##### Data listing #####

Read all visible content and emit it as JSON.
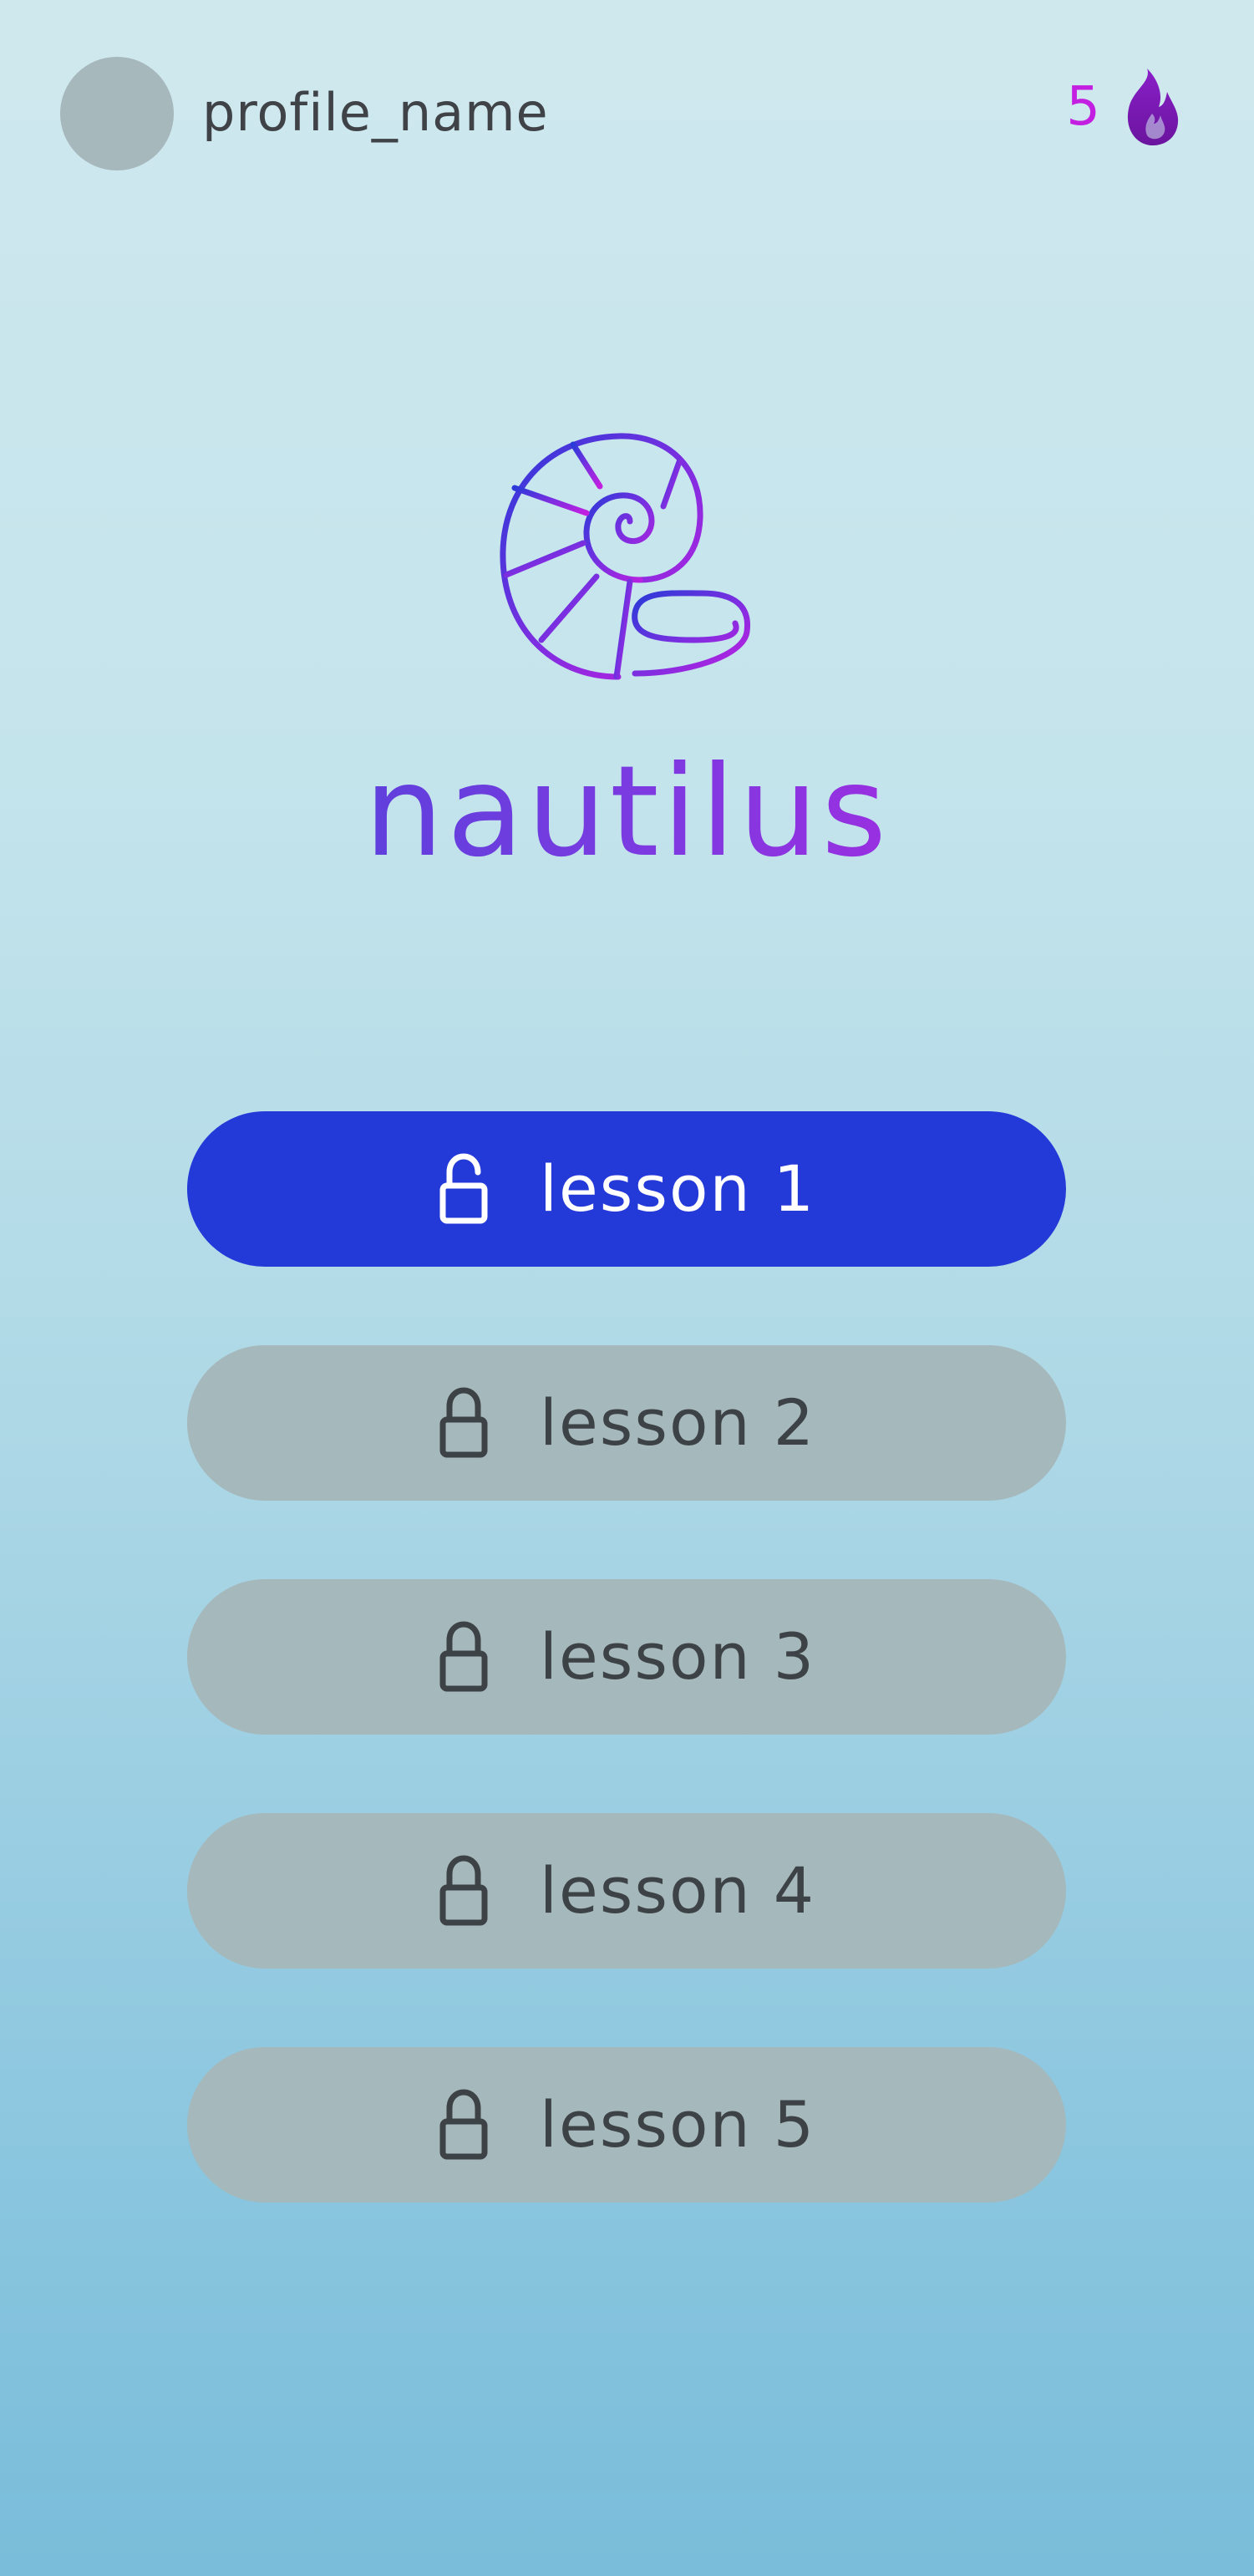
{
  "header": {
    "profile_name": "profile_name",
    "streak_count": "5",
    "streak_icon": "flame-icon"
  },
  "brand": {
    "name": "nautilus",
    "logo_icon": "nautilus-shell-icon"
  },
  "lessons": [
    {
      "label": "lesson 1",
      "state": "unlocked",
      "icon": "unlocked-padlock-icon"
    },
    {
      "label": "lesson 2",
      "state": "locked",
      "icon": "padlock-icon"
    },
    {
      "label": "lesson 3",
      "state": "locked",
      "icon": "padlock-icon"
    },
    {
      "label": "lesson 4",
      "state": "locked",
      "icon": "padlock-icon"
    },
    {
      "label": "lesson 5",
      "state": "locked",
      "icon": "padlock-icon"
    }
  ],
  "colors": {
    "accent_blue": "#2339d8",
    "accent_purple": "#c21fe0",
    "locked_button": "#a5b8bb",
    "avatar_placeholder": "#a6b8bb",
    "text_dark": "#3f4347"
  }
}
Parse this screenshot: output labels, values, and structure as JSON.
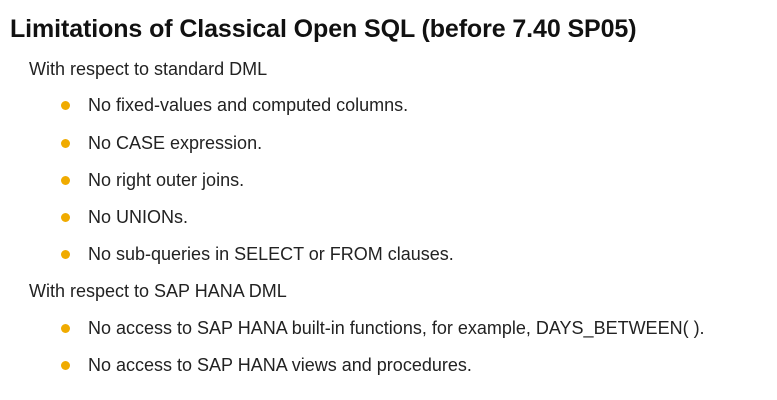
{
  "title": "Limitations of Classical Open SQL (before 7.40 SP05)",
  "colors": {
    "bullet": "#f0ab00",
    "text": "#222222"
  },
  "sections": [
    {
      "heading": "With respect to standard DML",
      "items": [
        "No fixed-values and computed columns.",
        "No CASE expression.",
        "No right outer joins.",
        "No UNIONs.",
        "No sub-queries in SELECT or FROM clauses."
      ]
    },
    {
      "heading": "With respect to SAP HANA DML",
      "items": [
        "No access to SAP HANA built-in functions, for example, DAYS_BETWEEN( ).",
        "No access to SAP HANA views and procedures."
      ]
    }
  ]
}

#####

- _Aim_: Out of the material above, select every line that holds the string "JSON".

- _Response_:
Read all visible content and emit it as JSON.
Parse this screenshot: output labels, values, and structure as JSON.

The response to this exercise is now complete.